*Directive*:
Can you reproduce each of the items below word for word, with nothing changed?
· · · · ·
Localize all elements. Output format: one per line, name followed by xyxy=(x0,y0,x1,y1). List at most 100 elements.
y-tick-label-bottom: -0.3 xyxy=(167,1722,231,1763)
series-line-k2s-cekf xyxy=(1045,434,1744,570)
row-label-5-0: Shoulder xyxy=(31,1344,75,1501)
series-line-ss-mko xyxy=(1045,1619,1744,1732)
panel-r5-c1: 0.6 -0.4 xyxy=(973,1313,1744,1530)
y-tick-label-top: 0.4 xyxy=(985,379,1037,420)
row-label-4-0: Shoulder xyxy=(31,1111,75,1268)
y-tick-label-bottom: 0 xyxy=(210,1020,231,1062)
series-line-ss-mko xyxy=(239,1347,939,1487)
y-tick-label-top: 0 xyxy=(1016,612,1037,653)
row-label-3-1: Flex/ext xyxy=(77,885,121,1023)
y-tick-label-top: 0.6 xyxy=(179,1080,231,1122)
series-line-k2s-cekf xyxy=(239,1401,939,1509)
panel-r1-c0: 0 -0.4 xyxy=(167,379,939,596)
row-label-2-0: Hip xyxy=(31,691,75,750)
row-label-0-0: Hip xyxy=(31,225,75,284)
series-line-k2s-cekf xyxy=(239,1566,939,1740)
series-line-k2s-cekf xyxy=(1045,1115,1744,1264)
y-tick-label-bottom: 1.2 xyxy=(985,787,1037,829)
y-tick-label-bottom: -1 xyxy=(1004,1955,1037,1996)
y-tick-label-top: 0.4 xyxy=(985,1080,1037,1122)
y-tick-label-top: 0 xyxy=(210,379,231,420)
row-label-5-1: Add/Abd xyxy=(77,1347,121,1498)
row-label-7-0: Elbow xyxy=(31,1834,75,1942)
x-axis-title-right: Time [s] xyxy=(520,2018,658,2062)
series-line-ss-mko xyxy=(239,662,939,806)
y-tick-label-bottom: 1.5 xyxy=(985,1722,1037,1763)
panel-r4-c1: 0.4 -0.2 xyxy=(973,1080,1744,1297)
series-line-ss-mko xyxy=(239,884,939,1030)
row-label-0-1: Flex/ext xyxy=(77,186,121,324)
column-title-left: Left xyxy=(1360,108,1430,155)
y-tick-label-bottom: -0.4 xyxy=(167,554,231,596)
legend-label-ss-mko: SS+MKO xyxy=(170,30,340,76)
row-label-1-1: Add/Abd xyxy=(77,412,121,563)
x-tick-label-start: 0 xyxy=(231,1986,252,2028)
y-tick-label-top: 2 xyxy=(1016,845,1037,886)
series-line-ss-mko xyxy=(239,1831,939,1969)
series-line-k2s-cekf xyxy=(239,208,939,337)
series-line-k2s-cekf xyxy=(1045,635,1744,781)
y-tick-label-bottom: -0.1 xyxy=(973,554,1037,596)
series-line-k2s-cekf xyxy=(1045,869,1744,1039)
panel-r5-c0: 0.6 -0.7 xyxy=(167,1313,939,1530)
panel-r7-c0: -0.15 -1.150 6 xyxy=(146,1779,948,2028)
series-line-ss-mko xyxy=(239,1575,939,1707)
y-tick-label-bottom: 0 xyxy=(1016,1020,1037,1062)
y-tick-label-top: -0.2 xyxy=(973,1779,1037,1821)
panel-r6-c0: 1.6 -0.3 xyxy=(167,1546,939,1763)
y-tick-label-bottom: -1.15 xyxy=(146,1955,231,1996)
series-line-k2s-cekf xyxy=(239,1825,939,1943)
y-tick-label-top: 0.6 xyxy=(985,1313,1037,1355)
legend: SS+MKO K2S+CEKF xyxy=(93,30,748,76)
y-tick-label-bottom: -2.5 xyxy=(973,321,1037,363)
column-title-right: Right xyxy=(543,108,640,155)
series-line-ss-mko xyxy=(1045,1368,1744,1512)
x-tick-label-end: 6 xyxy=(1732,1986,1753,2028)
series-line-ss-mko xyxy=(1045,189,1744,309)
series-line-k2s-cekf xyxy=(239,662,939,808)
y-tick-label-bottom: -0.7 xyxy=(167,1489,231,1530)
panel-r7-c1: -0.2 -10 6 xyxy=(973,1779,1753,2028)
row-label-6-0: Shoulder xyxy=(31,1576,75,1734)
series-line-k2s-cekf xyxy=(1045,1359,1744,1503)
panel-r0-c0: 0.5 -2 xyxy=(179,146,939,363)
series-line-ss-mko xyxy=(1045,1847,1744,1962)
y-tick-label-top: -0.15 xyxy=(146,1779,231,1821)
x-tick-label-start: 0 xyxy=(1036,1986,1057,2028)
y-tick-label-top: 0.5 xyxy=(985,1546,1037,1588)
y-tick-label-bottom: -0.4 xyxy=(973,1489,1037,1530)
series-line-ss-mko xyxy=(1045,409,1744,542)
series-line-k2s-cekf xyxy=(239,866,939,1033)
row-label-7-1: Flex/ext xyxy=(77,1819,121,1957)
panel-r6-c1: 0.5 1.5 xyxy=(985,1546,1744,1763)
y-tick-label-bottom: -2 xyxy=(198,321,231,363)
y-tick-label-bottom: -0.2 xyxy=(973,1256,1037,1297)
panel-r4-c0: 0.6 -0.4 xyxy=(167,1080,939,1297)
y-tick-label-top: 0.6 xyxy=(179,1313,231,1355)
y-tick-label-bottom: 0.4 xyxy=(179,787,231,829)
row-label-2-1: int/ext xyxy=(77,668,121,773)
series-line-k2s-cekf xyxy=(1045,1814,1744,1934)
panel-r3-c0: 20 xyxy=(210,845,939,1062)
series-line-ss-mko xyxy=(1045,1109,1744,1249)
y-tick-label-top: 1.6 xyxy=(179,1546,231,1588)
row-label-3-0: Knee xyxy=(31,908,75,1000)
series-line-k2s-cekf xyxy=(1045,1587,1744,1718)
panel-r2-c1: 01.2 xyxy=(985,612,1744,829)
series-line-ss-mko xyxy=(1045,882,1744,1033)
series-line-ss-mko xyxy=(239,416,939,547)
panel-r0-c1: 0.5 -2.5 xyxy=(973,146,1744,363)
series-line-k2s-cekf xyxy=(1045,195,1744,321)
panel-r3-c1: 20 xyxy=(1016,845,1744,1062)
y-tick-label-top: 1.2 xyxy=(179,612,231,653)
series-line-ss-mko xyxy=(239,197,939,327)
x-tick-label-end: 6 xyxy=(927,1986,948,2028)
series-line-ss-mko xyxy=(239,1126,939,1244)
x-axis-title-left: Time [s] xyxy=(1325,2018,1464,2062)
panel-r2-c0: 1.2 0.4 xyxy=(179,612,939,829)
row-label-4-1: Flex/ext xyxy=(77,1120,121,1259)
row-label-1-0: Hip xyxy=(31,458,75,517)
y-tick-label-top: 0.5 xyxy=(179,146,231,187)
· · · · ·
*The answer*:
Localize all elements. Output format: one per line, name followed by xyxy=(x0,y0,x1,y1). List at most 100 elements.
y-tick-label-bottom: -0.3 xyxy=(167,1722,231,1763)
series-line-k2s-cekf xyxy=(1045,434,1744,570)
row-label-5-0: Shoulder xyxy=(31,1344,75,1501)
series-line-ss-mko xyxy=(1045,1619,1744,1732)
panel-r5-c1: 0.6 -0.4 xyxy=(973,1313,1744,1530)
y-tick-label-top: 0.4 xyxy=(985,379,1037,420)
row-label-4-0: Shoulder xyxy=(31,1111,75,1268)
y-tick-label-bottom: 0 xyxy=(210,1020,231,1062)
series-line-ss-mko xyxy=(239,1347,939,1487)
y-tick-label-top: 0 xyxy=(1016,612,1037,653)
row-label-3-1: Flex/ext xyxy=(77,885,121,1023)
y-tick-label-top: 0.6 xyxy=(179,1080,231,1122)
series-line-k2s-cekf xyxy=(239,1401,939,1509)
panel-r1-c0: 0 -0.4 xyxy=(167,379,939,596)
row-label-2-0: Hip xyxy=(31,691,75,750)
row-label-0-0: Hip xyxy=(31,225,75,284)
series-line-k2s-cekf xyxy=(239,1566,939,1740)
series-line-k2s-cekf xyxy=(1045,1115,1744,1264)
y-tick-label-bottom: 1.2 xyxy=(985,787,1037,829)
y-tick-label-bottom: -1 xyxy=(1004,1955,1037,1996)
y-tick-label-top: 0.4 xyxy=(985,1080,1037,1122)
y-tick-label-top: 0 xyxy=(210,379,231,420)
row-label-5-1: Add/Abd xyxy=(77,1347,121,1498)
row-label-7-0: Elbow xyxy=(31,1834,75,1942)
x-axis-title-right: Time [s] xyxy=(520,2018,658,2062)
series-line-ss-mko xyxy=(239,662,939,806)
y-tick-label-bottom: 1.5 xyxy=(985,1722,1037,1763)
panel-r4-c1: 0.4 -0.2 xyxy=(973,1080,1744,1297)
series-line-ss-mko xyxy=(239,884,939,1030)
row-label-0-1: Flex/ext xyxy=(77,186,121,324)
column-title-left: Left xyxy=(1360,108,1430,155)
y-tick-label-bottom: -0.4 xyxy=(167,554,231,596)
legend-label-ss-mko: SS+MKO xyxy=(170,30,340,76)
row-label-1-1: Add/Abd xyxy=(77,412,121,563)
x-tick-label-start: 0 xyxy=(231,1986,252,2028)
y-tick-label-top: 2 xyxy=(1016,845,1037,886)
series-line-ss-mko xyxy=(239,1831,939,1969)
series-line-k2s-cekf xyxy=(239,208,939,337)
series-line-k2s-cekf xyxy=(1045,635,1744,781)
y-tick-label-bottom: -0.1 xyxy=(973,554,1037,596)
series-line-k2s-cekf xyxy=(1045,869,1744,1039)
panel-r5-c0: 0.6 -0.7 xyxy=(167,1313,939,1530)
panel-r7-c0: -0.15 -1.150 6 xyxy=(146,1779,948,2028)
series-line-ss-mko xyxy=(239,1575,939,1707)
y-tick-label-bottom: 0 xyxy=(1016,1020,1037,1062)
y-tick-label-top: -0.2 xyxy=(973,1779,1037,1821)
panel-r6-c0: 1.6 -0.3 xyxy=(167,1546,939,1763)
y-tick-label-bottom: -1.15 xyxy=(146,1955,231,1996)
series-line-k2s-cekf xyxy=(239,1825,939,1943)
y-tick-label-top: 0.6 xyxy=(985,1313,1037,1355)
legend: SS+MKO K2S+CEKF xyxy=(93,30,748,76)
y-tick-label-bottom: -2.5 xyxy=(973,321,1037,363)
column-title-right: Right xyxy=(543,108,640,155)
series-line-ss-mko xyxy=(1045,1368,1744,1512)
x-tick-label-end: 6 xyxy=(1732,1986,1753,2028)
series-line-ss-mko xyxy=(1045,189,1744,309)
series-line-k2s-cekf xyxy=(239,662,939,808)
y-tick-label-bottom: -0.7 xyxy=(167,1489,231,1530)
panel-r7-c1: -0.2 -10 6 xyxy=(973,1779,1753,2028)
row-label-6-0: Shoulder xyxy=(31,1576,75,1734)
series-line-k2s-cekf xyxy=(1045,1359,1744,1503)
panel-r0-c0: 0.5 -2 xyxy=(179,146,939,363)
series-line-ss-mko xyxy=(1045,1847,1744,1962)
y-tick-label-top: -0.15 xyxy=(146,1779,231,1821)
x-tick-label-start: 0 xyxy=(1036,1986,1057,2028)
y-tick-label-top: 0.5 xyxy=(985,1546,1037,1588)
y-tick-label-bottom: -0.4 xyxy=(973,1489,1037,1530)
series-line-ss-mko xyxy=(1045,409,1744,542)
series-line-k2s-cekf xyxy=(239,866,939,1033)
row-label-7-1: Flex/ext xyxy=(77,1819,121,1957)
panel-r6-c1: 0.5 1.5 xyxy=(985,1546,1744,1763)
y-tick-label-bottom: -2 xyxy=(198,321,231,363)
y-tick-label-bottom: -0.2 xyxy=(973,1256,1037,1297)
panel-r4-c0: 0.6 -0.4 xyxy=(167,1080,939,1297)
y-tick-label-top: 0.6 xyxy=(179,1313,231,1355)
y-tick-label-bottom: 0.4 xyxy=(179,787,231,829)
row-label-2-1: int/ext xyxy=(77,668,121,773)
series-line-k2s-cekf xyxy=(1045,1814,1744,1934)
panel-r3-c0: 20 xyxy=(210,845,939,1062)
series-line-ss-mko xyxy=(1045,1109,1744,1249)
y-tick-label-top: 1.6 xyxy=(179,1546,231,1588)
row-label-3-0: Knee xyxy=(31,908,75,1000)
series-line-k2s-cekf xyxy=(1045,1587,1744,1718)
panel-r2-c1: 01.2 xyxy=(985,612,1744,829)
series-line-ss-mko xyxy=(1045,882,1744,1033)
series-line-ss-mko xyxy=(239,416,939,547)
panel-r0-c1: 0.5 -2.5 xyxy=(973,146,1744,363)
series-line-k2s-cekf xyxy=(1045,195,1744,321)
panel-r3-c1: 20 xyxy=(1016,845,1744,1062)
y-tick-label-top: 1.2 xyxy=(179,612,231,653)
series-line-ss-mko xyxy=(239,197,939,327)
x-tick-label-end: 6 xyxy=(927,1986,948,2028)
series-line-ss-mko xyxy=(239,1126,939,1244)
x-axis-title-left: Time [s] xyxy=(1325,2018,1464,2062)
panel-r2-c0: 1.2 0.4 xyxy=(179,612,939,829)
row-label-4-1: Flex/ext xyxy=(77,1120,121,1259)
row-label-1-0: Hip xyxy=(31,458,75,517)
y-tick-label-top: 0.5 xyxy=(179,146,231,187)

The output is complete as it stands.